In between getting pictures taken for the Festival Pete spent a good chunk of time to give me an idea of the process of what it took to get his second picture to the big screen. The man discusses everything about the project from the process of getting it off the ground, his desire to sell-out, what he learned from being on Project Greenlight, what it was like to make out with a guy for the first time, and he even has some thoughts on the process of making movies that young filmmakers everywhere need to hear.

Special thanks to Chris Gore over at Film Threat who was instrumental in making this interview happen.


What were you taking pictures for? The Chicago Film Festival needed some gay pictures of me so I had to get into character. How are things there?

We had our premiere a few nights ago and I couldn’t have asked for a better audience. It was great. The biggest complaint I got was that some people couldn’t hear some lines because people were laughing over them. Even my own mom liked it and she’s a fire and brimstone Irish Catholic.
_ _ _ _ _ _ _
» Brief a:
In the records, reproduce every line from the line with "carousel-dots[interactable] xyxy=(430,472,474,480)" up to and including the line with "phone-screen: 9:41 Mundington".
The text and the records come from unrelated sources.

» A data block:
_ _ _ _ _ _ _
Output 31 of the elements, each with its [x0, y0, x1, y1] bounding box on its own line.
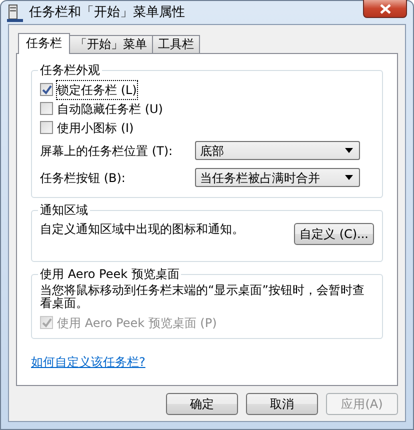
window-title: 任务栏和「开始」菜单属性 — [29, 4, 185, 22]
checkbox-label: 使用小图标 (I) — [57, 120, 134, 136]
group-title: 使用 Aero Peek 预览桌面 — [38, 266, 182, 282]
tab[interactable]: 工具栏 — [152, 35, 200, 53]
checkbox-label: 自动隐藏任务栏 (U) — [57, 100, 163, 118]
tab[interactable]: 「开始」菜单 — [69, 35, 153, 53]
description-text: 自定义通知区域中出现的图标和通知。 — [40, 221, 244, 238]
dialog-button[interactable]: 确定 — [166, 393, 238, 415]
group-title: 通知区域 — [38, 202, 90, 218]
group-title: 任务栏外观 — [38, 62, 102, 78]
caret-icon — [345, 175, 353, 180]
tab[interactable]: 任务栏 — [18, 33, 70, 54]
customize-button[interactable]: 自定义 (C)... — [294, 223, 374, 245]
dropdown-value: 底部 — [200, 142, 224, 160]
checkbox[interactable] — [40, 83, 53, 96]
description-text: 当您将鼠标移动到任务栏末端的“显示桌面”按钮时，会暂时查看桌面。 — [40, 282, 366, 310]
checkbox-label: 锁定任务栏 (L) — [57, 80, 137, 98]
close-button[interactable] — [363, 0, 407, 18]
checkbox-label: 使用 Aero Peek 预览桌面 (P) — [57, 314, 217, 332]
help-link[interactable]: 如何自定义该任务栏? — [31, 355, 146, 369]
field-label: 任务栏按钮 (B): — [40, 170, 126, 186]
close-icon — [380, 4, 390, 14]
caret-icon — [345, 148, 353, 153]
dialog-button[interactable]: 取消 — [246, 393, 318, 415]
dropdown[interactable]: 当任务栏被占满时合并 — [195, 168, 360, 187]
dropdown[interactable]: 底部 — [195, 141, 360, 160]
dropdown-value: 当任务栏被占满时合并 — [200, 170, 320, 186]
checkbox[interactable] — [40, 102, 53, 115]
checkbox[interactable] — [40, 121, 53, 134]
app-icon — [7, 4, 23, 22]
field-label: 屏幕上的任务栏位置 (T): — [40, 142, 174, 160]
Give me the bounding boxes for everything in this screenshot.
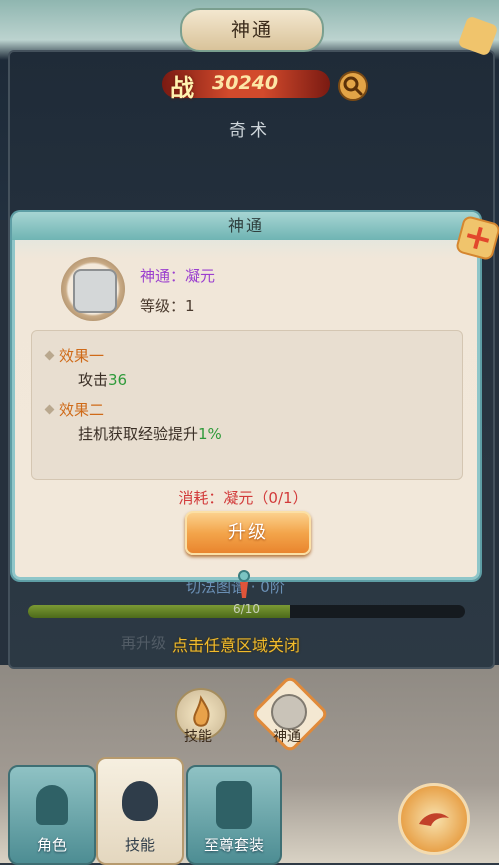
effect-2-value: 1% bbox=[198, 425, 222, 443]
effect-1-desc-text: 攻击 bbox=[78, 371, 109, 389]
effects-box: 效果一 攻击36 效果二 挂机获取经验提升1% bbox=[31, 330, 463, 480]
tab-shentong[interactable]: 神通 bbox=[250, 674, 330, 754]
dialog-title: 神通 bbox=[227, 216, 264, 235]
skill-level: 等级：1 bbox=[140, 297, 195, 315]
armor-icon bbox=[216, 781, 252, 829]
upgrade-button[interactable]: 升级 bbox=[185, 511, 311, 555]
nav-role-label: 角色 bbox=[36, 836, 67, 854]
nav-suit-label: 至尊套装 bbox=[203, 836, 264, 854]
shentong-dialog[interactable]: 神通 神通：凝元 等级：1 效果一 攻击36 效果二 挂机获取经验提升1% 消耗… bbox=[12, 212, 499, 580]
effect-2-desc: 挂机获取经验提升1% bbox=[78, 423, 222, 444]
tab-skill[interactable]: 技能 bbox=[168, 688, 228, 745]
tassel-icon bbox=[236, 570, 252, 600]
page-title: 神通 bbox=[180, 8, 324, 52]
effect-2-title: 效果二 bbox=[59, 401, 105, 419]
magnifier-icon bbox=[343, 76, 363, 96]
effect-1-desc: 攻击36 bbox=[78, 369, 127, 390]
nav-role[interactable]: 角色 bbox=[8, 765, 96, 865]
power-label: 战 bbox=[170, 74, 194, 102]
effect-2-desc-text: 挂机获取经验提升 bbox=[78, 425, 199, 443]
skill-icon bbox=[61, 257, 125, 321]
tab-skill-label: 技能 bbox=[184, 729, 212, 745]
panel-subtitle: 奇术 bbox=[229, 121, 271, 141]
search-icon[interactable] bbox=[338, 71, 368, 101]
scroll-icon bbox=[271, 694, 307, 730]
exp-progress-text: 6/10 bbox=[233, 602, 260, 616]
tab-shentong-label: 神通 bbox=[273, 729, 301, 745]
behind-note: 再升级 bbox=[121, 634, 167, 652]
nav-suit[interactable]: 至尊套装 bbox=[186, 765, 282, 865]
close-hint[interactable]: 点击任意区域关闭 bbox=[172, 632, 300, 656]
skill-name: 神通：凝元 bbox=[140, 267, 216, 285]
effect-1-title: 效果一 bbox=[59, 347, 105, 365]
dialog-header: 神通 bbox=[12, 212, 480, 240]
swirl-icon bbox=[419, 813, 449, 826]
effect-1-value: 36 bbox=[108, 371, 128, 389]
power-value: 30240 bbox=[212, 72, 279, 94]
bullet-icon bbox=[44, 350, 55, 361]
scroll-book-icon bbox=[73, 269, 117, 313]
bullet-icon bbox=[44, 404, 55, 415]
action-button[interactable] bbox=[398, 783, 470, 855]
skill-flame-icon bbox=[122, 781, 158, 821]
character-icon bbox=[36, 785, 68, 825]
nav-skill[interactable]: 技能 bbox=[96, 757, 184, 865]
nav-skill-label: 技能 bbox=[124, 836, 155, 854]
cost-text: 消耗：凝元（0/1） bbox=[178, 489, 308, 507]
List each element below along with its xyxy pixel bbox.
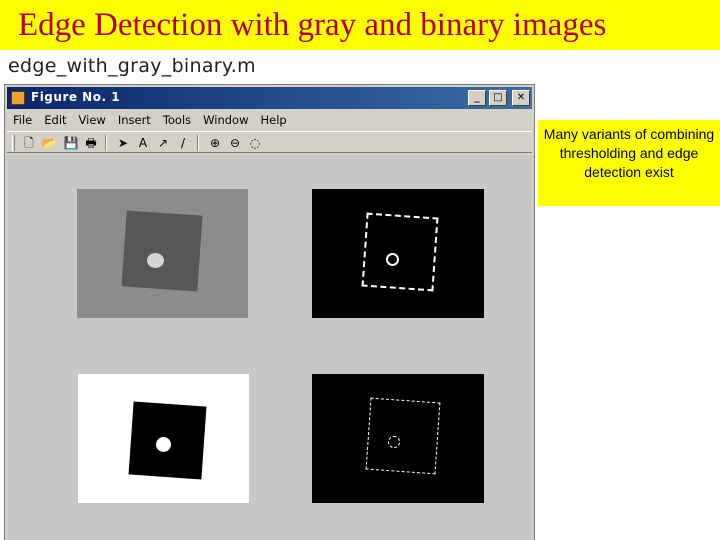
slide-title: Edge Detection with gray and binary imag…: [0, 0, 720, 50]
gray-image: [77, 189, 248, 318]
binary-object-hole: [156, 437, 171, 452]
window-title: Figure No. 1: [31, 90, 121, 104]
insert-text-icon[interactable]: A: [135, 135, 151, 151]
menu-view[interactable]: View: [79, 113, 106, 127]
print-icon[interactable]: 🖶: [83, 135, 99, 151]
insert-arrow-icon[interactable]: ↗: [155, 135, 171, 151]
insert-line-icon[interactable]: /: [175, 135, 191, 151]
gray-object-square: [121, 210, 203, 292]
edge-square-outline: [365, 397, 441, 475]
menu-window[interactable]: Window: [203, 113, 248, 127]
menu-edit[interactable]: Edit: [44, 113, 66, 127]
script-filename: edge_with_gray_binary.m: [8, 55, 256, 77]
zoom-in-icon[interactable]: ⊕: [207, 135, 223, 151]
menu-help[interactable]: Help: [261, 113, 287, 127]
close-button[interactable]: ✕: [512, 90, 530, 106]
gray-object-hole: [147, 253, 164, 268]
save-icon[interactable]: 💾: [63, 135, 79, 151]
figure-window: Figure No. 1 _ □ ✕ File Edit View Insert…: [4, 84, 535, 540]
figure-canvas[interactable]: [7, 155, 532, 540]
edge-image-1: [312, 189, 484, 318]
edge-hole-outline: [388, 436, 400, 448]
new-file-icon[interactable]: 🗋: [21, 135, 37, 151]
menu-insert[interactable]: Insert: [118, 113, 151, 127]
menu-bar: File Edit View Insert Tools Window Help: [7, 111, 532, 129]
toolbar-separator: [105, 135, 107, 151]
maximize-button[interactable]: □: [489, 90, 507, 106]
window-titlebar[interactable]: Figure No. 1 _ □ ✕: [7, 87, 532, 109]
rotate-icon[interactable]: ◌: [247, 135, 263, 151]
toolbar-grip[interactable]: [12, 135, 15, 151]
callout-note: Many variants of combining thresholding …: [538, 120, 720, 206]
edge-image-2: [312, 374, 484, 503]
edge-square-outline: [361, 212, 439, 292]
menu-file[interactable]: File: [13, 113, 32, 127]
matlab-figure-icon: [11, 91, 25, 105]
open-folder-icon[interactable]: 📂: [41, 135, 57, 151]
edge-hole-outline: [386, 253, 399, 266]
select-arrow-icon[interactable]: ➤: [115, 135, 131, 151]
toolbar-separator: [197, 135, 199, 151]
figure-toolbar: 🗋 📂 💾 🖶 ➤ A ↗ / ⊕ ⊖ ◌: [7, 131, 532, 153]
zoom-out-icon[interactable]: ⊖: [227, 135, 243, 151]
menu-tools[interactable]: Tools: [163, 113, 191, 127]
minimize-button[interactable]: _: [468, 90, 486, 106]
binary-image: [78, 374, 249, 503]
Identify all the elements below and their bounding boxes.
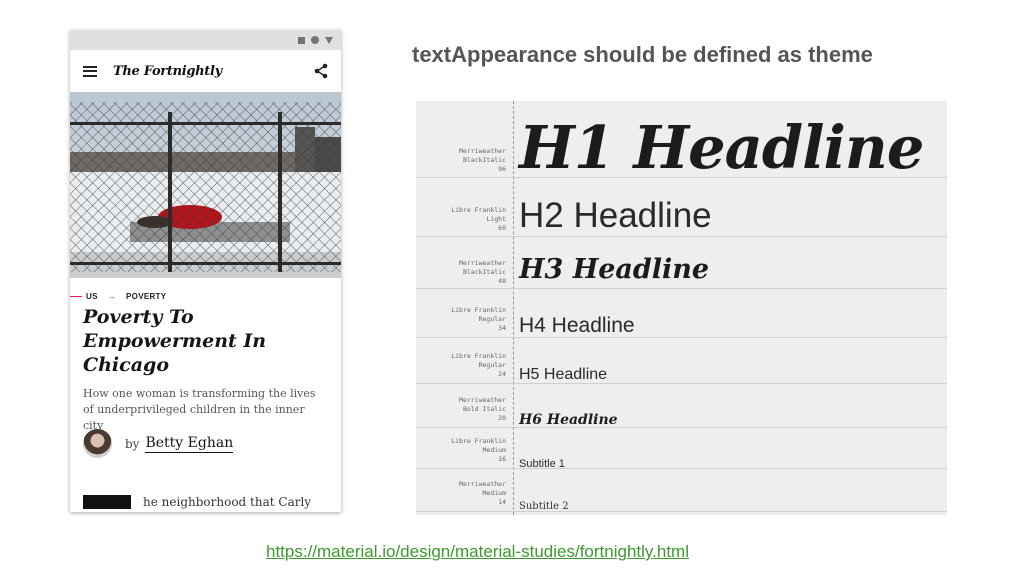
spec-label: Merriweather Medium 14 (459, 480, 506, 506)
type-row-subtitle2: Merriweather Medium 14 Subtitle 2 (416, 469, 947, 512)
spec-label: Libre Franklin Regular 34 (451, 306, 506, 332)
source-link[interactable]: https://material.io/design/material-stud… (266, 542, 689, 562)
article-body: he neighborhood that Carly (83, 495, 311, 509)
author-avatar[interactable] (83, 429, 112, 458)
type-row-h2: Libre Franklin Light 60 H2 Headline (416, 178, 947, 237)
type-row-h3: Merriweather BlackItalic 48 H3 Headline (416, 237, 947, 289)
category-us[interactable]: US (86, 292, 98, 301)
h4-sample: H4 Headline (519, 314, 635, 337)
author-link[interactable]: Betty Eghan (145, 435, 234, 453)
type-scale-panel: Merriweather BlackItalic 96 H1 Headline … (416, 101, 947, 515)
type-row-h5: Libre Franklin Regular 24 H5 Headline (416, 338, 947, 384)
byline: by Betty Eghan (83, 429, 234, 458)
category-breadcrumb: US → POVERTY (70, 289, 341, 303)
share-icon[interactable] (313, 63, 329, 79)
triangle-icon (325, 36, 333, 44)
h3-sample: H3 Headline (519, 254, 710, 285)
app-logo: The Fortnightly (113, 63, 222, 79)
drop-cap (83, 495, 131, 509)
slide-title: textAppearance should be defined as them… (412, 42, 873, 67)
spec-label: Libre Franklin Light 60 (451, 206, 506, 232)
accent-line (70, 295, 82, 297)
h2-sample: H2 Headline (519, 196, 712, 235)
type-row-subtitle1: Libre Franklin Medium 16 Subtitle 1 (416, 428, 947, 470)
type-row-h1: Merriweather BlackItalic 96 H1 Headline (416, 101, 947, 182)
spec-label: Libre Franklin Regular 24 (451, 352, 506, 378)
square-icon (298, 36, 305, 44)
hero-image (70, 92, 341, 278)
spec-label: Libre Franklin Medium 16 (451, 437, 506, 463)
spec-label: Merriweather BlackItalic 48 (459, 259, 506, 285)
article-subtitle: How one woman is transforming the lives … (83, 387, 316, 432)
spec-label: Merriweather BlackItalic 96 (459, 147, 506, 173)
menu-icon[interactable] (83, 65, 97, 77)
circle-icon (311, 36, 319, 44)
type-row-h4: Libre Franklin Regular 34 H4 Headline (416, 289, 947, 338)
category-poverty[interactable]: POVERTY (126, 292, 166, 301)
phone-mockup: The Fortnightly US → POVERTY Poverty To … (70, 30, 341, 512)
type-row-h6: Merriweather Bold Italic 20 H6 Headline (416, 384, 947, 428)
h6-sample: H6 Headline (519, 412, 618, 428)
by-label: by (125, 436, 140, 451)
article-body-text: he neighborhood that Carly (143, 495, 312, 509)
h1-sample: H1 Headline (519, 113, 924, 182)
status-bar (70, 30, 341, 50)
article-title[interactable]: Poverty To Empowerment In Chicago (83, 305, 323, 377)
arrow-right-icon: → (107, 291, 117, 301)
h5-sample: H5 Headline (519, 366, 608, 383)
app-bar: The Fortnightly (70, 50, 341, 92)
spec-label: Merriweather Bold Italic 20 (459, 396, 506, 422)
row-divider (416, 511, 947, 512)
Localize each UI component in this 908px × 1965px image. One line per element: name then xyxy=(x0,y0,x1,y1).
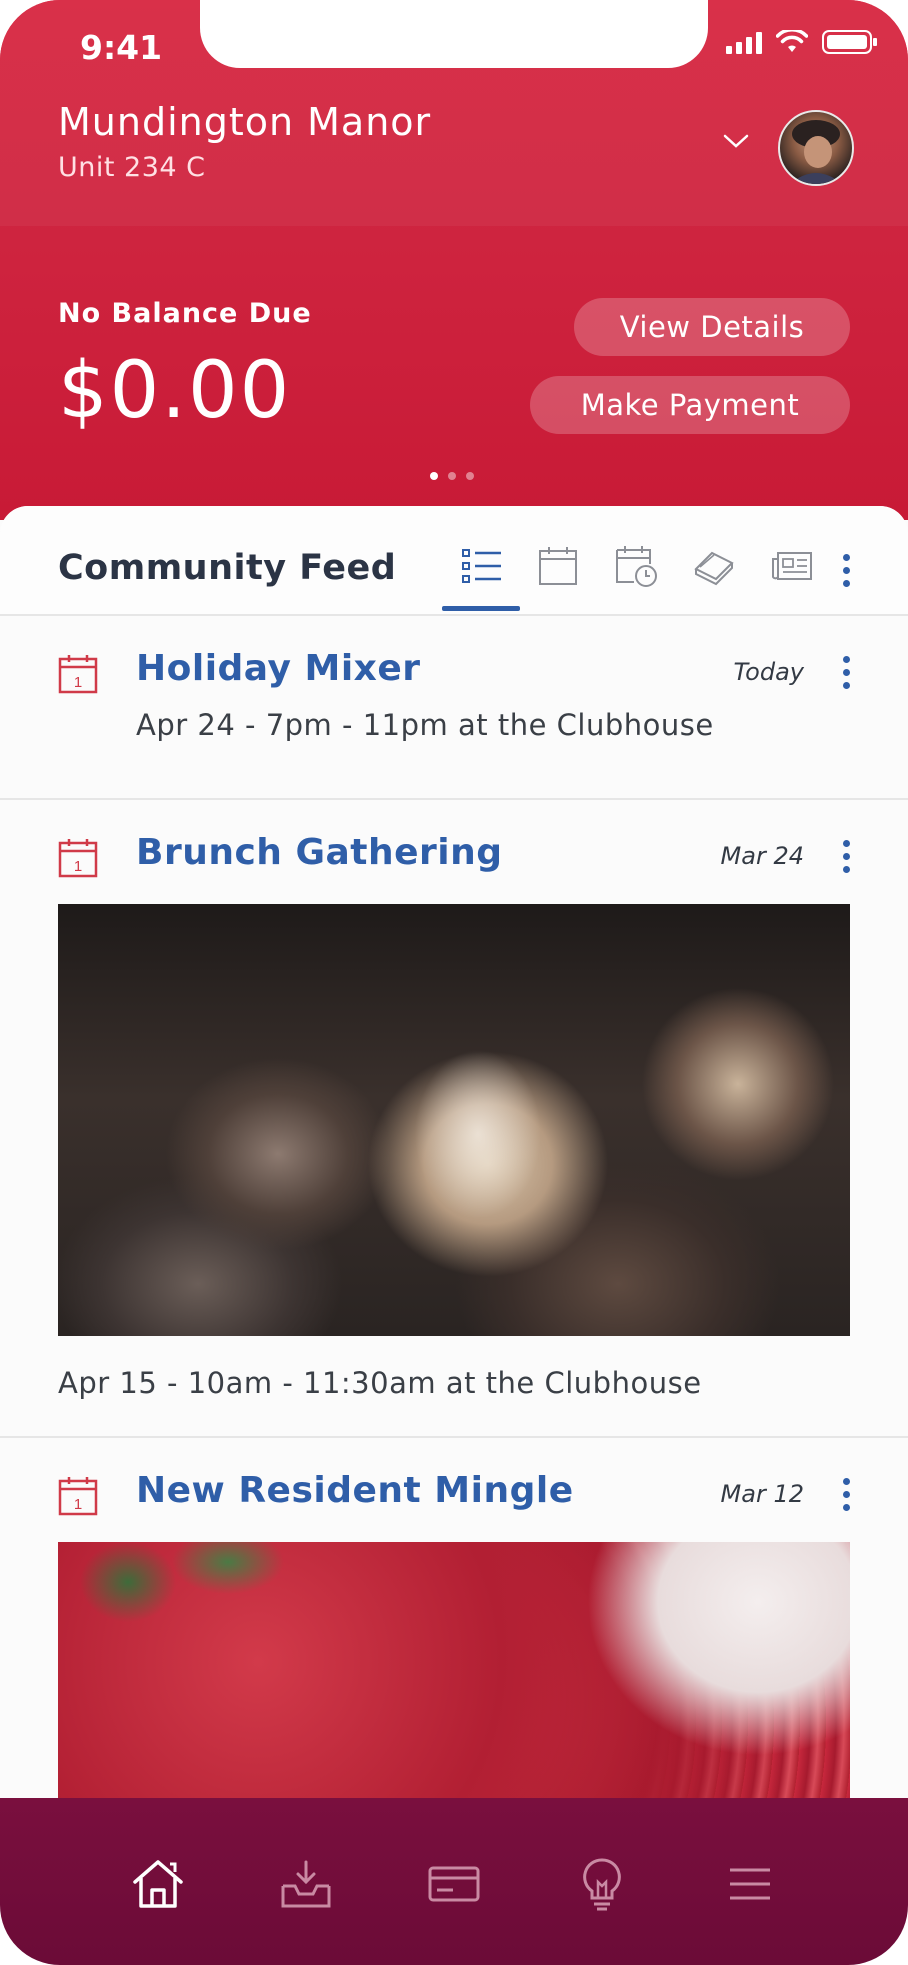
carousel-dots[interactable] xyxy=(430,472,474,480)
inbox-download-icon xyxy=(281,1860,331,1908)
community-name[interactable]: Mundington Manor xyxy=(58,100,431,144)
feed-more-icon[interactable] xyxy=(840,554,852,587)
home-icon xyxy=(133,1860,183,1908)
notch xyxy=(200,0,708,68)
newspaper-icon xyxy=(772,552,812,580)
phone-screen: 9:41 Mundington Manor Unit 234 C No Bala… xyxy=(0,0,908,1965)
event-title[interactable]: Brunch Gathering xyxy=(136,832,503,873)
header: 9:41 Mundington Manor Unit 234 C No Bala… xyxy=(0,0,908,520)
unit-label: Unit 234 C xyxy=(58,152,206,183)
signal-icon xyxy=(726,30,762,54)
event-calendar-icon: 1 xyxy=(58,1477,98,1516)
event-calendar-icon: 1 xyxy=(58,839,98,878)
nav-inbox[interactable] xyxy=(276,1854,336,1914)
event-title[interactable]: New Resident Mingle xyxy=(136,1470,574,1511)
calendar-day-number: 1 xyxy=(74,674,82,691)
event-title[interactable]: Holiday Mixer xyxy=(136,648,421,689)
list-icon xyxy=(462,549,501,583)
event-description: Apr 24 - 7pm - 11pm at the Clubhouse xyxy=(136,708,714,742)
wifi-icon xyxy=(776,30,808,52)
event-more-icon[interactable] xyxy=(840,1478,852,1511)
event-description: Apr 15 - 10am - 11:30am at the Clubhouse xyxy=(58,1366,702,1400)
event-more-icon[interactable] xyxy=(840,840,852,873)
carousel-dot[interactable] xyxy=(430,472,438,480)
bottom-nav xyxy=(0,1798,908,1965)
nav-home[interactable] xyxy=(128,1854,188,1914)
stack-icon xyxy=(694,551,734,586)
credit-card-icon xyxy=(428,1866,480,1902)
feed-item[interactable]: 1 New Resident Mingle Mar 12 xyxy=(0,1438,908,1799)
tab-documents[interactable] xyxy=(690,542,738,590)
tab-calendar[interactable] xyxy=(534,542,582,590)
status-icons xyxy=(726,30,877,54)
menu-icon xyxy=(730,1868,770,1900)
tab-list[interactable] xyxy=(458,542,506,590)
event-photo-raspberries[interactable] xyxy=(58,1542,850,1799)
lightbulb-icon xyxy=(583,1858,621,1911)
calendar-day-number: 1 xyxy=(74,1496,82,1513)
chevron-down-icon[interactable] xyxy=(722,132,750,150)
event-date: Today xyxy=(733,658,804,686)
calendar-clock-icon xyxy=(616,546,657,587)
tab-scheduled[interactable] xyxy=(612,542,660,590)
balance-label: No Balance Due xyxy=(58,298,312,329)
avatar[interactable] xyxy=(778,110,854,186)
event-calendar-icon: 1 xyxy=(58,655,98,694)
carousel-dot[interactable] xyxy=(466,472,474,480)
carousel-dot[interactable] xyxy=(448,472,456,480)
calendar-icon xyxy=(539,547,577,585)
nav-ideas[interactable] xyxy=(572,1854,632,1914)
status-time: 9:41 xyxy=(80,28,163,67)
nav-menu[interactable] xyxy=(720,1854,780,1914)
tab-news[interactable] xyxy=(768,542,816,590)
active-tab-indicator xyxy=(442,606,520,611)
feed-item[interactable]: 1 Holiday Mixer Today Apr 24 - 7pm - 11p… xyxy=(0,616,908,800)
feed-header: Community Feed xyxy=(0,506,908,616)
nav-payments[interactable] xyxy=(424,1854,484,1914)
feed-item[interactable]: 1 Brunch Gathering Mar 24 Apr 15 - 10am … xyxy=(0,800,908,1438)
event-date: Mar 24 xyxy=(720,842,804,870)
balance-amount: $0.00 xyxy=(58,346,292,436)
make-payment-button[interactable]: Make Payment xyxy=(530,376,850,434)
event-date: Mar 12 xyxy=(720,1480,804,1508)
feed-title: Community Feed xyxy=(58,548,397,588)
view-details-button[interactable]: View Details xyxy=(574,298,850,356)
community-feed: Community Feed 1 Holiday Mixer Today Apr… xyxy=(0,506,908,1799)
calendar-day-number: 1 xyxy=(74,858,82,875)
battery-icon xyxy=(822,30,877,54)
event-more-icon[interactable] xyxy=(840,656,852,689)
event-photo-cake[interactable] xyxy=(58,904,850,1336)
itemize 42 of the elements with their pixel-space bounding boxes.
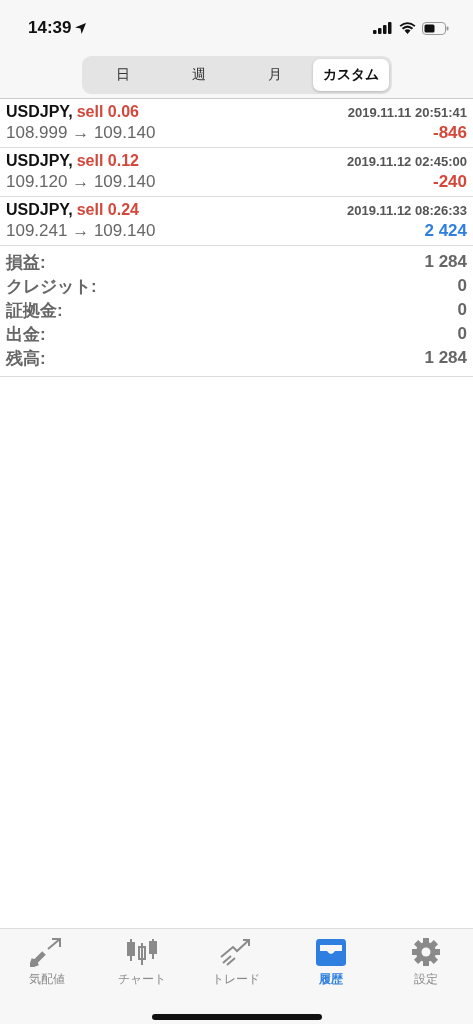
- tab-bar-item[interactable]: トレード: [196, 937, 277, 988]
_ _ _ _ _ _ _
» Brief b:
Continue the interview about the film from where it stops.

» Task result a:
carousel-dots[interactable] xyxy=(430,472,474,480)
inbox-download-icon xyxy=(281,1860,331,1908)
community-name[interactable]: Mundington Manor xyxy=(58,100,431,144)
feed-more-icon[interactable] xyxy=(840,554,852,587)
home-icon xyxy=(133,1860,183,1908)
notch xyxy=(200,0,708,68)
newspaper-icon xyxy=(772,552,812,580)
phone-screen: 9:41 Mundington Manor Unit 234 C No Bala… xyxy=(0,0,908,1965)

» Task result b:
Now, we both grew up in the suburbs here in Illinois. Where did you eventually go to college?

I went to Mizzou. University of Missouri-Columbia.

What did you graduate with?

I graduated with a journalism degree. It sounds better than it was.

Did you do any paper writing?

Yeah, the main thing was that I was the weekend sports anchor and weekday sports reporter for NBC. That was a lot of fun. I got recognized a lot by ladies over 70 with purple hair. That was my big demographic. Unfortunately, all the college girls were out so the only people at home, it just didn’t work. I couldn’t make anything work with that fan club. I guess I could’ve but I’m just not wired that way.

How did that translate, then, into movies and screenwriting?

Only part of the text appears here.